== The task ==
Return all of the entries exactly as written.

(Records from a dataset)
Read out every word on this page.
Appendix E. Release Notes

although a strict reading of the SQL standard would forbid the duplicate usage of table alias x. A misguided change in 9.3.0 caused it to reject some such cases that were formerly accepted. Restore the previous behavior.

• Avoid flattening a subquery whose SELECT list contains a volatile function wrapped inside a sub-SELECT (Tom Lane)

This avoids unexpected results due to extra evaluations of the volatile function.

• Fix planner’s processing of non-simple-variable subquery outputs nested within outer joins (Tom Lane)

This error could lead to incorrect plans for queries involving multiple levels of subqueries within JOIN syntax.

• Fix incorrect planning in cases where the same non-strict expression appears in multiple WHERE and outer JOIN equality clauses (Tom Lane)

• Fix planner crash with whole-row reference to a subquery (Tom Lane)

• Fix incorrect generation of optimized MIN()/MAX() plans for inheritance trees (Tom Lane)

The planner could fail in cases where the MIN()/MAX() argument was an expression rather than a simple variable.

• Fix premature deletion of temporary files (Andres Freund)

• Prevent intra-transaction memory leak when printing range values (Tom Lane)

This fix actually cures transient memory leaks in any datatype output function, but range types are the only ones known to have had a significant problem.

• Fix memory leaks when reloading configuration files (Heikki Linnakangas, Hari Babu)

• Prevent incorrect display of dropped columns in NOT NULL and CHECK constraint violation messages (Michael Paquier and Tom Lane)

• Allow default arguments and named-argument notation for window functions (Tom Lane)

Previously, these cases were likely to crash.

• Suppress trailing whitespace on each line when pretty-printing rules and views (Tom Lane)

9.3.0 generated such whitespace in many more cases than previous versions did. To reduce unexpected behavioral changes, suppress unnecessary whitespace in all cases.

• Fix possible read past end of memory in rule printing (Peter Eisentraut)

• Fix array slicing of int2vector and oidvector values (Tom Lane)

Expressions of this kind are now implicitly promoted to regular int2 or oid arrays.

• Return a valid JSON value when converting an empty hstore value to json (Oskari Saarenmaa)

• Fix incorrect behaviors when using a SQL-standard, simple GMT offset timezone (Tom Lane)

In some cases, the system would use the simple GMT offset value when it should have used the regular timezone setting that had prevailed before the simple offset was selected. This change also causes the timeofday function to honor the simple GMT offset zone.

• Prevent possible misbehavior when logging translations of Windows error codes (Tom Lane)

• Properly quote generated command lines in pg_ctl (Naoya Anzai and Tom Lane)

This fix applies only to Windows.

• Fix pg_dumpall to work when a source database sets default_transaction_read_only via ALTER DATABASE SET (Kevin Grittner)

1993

== Solved problem ==
Read out every word on this page.
Appendix E. Release Notes

although a strict reading of the SQL standard would forbid the duplicate usage of table alias x. A misguided change in 9.3.0 caused it to reject some such cases that were formerly accepted. Restore the previous behavior.

• Avoid flattening a subquery whose SELECT list contains a volatile function wrapped inside a sub-SELECT (Tom Lane)

This avoids unexpected results due to extra evaluations of the volatile function.

• Fix planner’s processing of non-simple-variable subquery outputs nested within outer joins (Tom Lane)

This error could lead to incorrect plans for queries involving multiple levels of subqueries within JOIN syntax.

• Fix incorrect planning in cases where the same non-strict expression appears in multiple WHERE and outer JOIN equality clauses (Tom Lane)

• Fix planner crash with whole-row reference to a subquery (Tom Lane)

• Fix incorrect generation of optimized MIN()/MAX() plans for inheritance trees (Tom Lane)

The planner could fail in cases where the MIN()/MAX() argument was an expression rather than a simple variable.

• Fix premature deletion of temporary files (Andres Freund)

• Prevent intra-transaction memory leak when printing range values (Tom Lane)

This fix actually cures transient memory leaks in any datatype output function, but range types are the only ones known to have had a significant problem.

• Fix memory leaks when reloading configuration files (Heikki Linnakangas, Hari Babu)

• Prevent incorrect display of dropped columns in NOT NULL and CHECK constraint violation messages (Michael Paquier and Tom Lane)

• Allow default arguments and named-argument notation for window functions (Tom Lane)

Previously, these cases were likely to crash.

• Suppress trailing whitespace on each line when pretty-printing rules and views (Tom Lane)

9.3.0 generated such whitespace in many more cases than previous versions did. To reduce unexpected behavioral changes, suppress unnecessary whitespace in all cases.

• Fix possible read past end of memory in rule printing (Peter Eisentraut)

• Fix array slicing of int2vector and oidvector values (Tom Lane)

Expressions of this kind are now implicitly promoted to regular int2 or oid arrays.

• Return a valid JSON value when converting an empty hstore value to json (Oskari Saarenmaa)

• Fix incorrect behaviors when using a SQL-standard, simple GMT offset timezone (Tom Lane)

In some cases, the system would use the simple GMT offset value when it should have used the regular timezone setting that had prevailed before the simple offset was selected. This change also causes the timeofday function to honor the simple GMT offset zone.

• Prevent possible misbehavior when logging translations of Windows error codes (Tom Lane)

• Properly quote generated command lines in pg_ctl (Naoya Anzai and Tom Lane)

This fix applies only to Windows.

• Fix pg_dumpall to work when a source database sets default_transaction_read_only via ALTER DATABASE SET (Kevin Grittner)

1993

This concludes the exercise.